> EXERCISE PROMPT: Provide the records once more, identical to the original.

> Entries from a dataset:
►

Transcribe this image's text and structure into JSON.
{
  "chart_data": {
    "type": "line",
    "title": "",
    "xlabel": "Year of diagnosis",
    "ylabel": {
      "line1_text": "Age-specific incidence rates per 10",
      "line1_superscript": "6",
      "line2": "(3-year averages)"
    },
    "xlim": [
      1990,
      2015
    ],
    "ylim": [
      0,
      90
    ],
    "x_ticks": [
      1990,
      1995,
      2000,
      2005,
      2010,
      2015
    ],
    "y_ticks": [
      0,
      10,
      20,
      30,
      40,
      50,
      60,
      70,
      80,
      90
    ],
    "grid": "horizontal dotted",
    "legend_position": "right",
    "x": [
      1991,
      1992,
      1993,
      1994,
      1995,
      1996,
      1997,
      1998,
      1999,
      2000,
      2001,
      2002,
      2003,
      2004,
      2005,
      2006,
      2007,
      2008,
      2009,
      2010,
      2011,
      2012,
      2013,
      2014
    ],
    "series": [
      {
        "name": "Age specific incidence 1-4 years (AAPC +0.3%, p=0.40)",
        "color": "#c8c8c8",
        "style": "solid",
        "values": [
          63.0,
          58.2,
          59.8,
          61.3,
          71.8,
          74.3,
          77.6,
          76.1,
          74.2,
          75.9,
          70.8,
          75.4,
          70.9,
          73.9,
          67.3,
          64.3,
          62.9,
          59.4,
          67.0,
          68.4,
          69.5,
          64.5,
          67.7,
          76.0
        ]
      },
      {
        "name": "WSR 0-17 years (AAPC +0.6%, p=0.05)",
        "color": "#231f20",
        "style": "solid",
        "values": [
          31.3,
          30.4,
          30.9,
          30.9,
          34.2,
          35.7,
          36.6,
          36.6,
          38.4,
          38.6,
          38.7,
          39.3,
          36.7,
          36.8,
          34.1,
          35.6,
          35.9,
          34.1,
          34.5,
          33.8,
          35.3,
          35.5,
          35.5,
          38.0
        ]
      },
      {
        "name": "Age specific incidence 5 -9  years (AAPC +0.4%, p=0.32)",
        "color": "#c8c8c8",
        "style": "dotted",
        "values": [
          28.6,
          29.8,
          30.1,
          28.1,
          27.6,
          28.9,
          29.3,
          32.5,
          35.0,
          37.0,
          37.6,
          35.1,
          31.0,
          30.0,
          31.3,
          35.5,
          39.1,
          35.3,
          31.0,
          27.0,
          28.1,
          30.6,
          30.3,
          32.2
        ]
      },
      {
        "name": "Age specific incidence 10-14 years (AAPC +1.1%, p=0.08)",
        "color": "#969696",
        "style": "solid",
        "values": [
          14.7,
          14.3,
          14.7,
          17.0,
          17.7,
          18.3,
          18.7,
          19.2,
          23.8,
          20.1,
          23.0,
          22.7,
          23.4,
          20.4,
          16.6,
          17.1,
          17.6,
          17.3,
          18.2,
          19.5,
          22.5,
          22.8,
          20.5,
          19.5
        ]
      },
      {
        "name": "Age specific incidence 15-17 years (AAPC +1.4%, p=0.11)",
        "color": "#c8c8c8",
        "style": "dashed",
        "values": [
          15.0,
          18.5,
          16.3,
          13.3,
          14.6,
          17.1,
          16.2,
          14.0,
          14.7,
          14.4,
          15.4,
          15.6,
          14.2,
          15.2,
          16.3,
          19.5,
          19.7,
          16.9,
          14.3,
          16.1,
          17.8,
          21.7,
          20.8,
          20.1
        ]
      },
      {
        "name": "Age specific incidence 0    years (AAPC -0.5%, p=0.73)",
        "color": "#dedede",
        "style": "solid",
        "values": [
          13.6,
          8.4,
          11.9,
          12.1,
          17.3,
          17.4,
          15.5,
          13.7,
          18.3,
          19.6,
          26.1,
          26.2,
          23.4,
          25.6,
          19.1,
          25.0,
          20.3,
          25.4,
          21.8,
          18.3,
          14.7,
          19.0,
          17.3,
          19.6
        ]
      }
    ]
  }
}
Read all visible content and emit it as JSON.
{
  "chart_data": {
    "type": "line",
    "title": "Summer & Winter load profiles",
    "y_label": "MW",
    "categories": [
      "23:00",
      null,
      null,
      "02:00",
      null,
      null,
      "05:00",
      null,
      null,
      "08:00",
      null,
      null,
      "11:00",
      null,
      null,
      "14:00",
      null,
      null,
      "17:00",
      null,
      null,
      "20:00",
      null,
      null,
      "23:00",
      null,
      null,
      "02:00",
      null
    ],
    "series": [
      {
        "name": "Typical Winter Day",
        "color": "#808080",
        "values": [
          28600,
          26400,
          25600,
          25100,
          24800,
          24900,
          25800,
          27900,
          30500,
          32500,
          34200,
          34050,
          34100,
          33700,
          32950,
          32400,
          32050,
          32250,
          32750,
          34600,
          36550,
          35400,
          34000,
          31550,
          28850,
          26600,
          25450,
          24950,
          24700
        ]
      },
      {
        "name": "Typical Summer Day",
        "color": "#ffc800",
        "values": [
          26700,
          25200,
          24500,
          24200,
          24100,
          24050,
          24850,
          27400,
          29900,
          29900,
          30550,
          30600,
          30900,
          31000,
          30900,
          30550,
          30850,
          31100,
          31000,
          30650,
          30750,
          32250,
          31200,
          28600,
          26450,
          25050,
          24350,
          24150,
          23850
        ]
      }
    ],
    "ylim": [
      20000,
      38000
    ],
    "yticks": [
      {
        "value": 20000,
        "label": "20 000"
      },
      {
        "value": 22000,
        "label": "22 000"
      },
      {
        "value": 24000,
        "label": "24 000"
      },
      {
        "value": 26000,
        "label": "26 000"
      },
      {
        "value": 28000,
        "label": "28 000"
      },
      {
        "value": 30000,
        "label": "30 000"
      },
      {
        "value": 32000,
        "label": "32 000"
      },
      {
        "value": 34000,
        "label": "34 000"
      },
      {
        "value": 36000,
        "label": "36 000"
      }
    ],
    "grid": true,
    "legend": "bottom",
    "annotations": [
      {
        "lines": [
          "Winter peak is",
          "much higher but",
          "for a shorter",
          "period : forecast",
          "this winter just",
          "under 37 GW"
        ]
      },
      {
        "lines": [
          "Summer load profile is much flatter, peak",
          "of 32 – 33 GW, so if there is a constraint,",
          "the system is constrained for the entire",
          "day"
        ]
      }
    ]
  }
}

◄

> ANSWER IN FULL:
Transcribe this image's text and structure into JSON.
{
  "chart_data": {
    "type": "line",
    "title": "",
    "xlabel": "Year of diagnosis",
    "ylabel": {
      "line1_text": "Age-specific incidence rates per 10",
      "line1_superscript": "6",
      "line2": "(3-year averages)"
    },
    "xlim": [
      1990,
      2015
    ],
    "ylim": [
      0,
      90
    ],
    "x_ticks": [
      1990,
      1995,
      2000,
      2005,
      2010,
      2015
    ],
    "y_ticks": [
      0,
      10,
      20,
      30,
      40,
      50,
      60,
      70,
      80,
      90
    ],
    "grid": "horizontal dotted",
    "legend_position": "right",
    "x": [
      1991,
      1992,
      1993,
      1994,
      1995,
      1996,
      1997,
      1998,
      1999,
      2000,
      2001,
      2002,
      2003,
      2004,
      2005,
      2006,
      2007,
      2008,
      2009,
      2010,
      2011,
      2012,
      2013,
      2014
    ],
    "series": [
      {
        "name": "Age specific incidence 1-4 years (AAPC +0.3%, p=0.40)",
        "color": "#c8c8c8",
        "style": "solid",
        "values": [
          63.0,
          58.2,
          59.8,
          61.3,
          71.8,
          74.3,
          77.6,
          76.1,
          74.2,
          75.9,
          70.8,
          75.4,
          70.9,
          73.9,
          67.3,
          64.3,
          62.9,
          59.4,
          67.0,
          68.4,
          69.5,
          64.5,
          67.7,
          76.0
        ]
      },
      {
        "name": "WSR 0-17 years (AAPC +0.6%, p=0.05)",
        "color": "#231f20",
        "style": "solid",
        "values": [
          31.3,
          30.4,
          30.9,
          30.9,
          34.2,
          35.7,
          36.6,
          36.6,
          38.4,
          38.6,
          38.7,
          39.3,
          36.7,
          36.8,
          34.1,
          35.6,
          35.9,
          34.1,
          34.5,
          33.8,
          35.3,
          35.5,
          35.5,
          38.0
        ]
      },
      {
        "name": "Age specific incidence 5 -9  years (AAPC +0.4%, p=0.32)",
        "color": "#c8c8c8",
        "style": "dotted",
        "values": [
          28.6,
          29.8,
          30.1,
          28.1,
          27.6,
          28.9,
          29.3,
          32.5,
          35.0,
          37.0,
          37.6,
          35.1,
          31.0,
          30.0,
          31.3,
          35.5,
          39.1,
          35.3,
          31.0,
          27.0,
          28.1,
          30.6,
          30.3,
          32.2
        ]
      },
      {
        "name": "Age specific incidence 10-14 years (AAPC +1.1%, p=0.08)",
        "color": "#969696",
        "style": "solid",
        "values": [
          14.7,
          14.3,
          14.7,
          17.0,
          17.7,
          18.3,
          18.7,
          19.2,
          23.8,
          20.1,
          23.0,
          22.7,
          23.4,
          20.4,
          16.6,
          17.1,
          17.6,
          17.3,
          18.2,
          19.5,
          22.5,
          22.8,
          20.5,
          19.5
        ]
      },
      {
        "name": "Age specific incidence 15-17 years (AAPC +1.4%, p=0.11)",
        "color": "#c8c8c8",
        "style": "dashed",
        "values": [
          15.0,
          18.5,
          16.3,
          13.3,
          14.6,
          17.1,
          16.2,
          14.0,
          14.7,
          14.4,
          15.4,
          15.6,
          14.2,
          15.2,
          16.3,
          19.5,
          19.7,
          16.9,
          14.3,
          16.1,
          17.8,
          21.7,
          20.8,
          20.1
        ]
      },
      {
        "name": "Age specific incidence 0    years (AAPC -0.5%, p=0.73)",
        "color": "#dedede",
        "style": "solid",
        "values": [
          13.6,
          8.4,
          11.9,
          12.1,
          17.3,
          17.4,
          15.5,
          13.7,
          18.3,
          19.6,
          26.1,
          26.2,
          23.4,
          25.6,
          19.1,
          25.0,
          20.3,
          25.4,
          21.8,
          18.3,
          14.7,
          19.0,
          17.3,
          19.6
        ]
      }
    ]
  }
}
Read all visible content and emit it as JSON.
{
  "chart_data": {
    "type": "line",
    "title": "Summer & Winter load profiles",
    "y_label": "MW",
    "categories": [
      "23:00",
      null,
      null,
      "02:00",
      null,
      null,
      "05:00",
      null,
      null,
      "08:00",
      null,
      null,
      "11:00",
      null,
      null,
      "14:00",
      null,
      null,
      "17:00",
      null,
      null,
      "20:00",
      null,
      null,
      "23:00",
      null,
      null,
      "02:00",
      null
    ],
    "series": [
      {
        "name": "Typical Winter Day",
        "color": "#808080",
        "values": [
          28600,
          26400,
          25600,
          25100,
          24800,
          24900,
          25800,
          27900,
          30500,
          32500,
          34200,
          34050,
          34100,
          33700,
          32950,
          32400,
          32050,
          32250,
          32750,
          34600,
          36550,
          35400,
          34000,
          31550,
          28850,
          26600,
          25450,
          24950,
          24700
        ]
      },
      {
        "name": "Typical Summer Day",
        "color": "#ffc800",
        "values": [
          26700,
          25200,
          24500,
          24200,
          24100,
          24050,
          24850,
          27400,
          29900,
          29900,
          30550,
          30600,
          30900,
          31000,
          30900,
          30550,
          30850,
          31100,
          31000,
          30650,
          30750,
          32250,
          31200,
          28600,
          26450,
          25050,
          24350,
          24150,
          23850
        ]
      }
    ],
    "ylim": [
      20000,
      38000
    ],
    "yticks": [
      {
        "value": 20000,
        "label": "20 000"
      },
      {
        "value": 22000,
        "label": "22 000"
      },
      {
        "value": 24000,
        "label": "24 000"
      },
      {
        "value": 26000,
        "label": "26 000"
      },
      {
        "value": 28000,
        "label": "28 000"
      },
      {
        "value": 30000,
        "label": "30 000"
      },
      {
        "value": 32000,
        "label": "32 000"
      },
      {
        "value": 34000,
        "label": "34 000"
      },
      {
        "value": 36000,
        "label": "36 000"
      }
    ],
    "grid": true,
    "legend": "bottom",
    "annotations": [
      {
        "lines": [
          "Winter peak is",
          "much higher but",
          "for a shorter",
          "period : forecast",
          "this winter just",
          "under 37 GW"
        ]
      },
      {
        "lines": [
          "Summer load profile is much flatter, peak",
          "of 32 – 33 GW, so if there is a constraint,",
          "the system is constrained for the entire",
          "day"
        ]
      }
    ]
  }
}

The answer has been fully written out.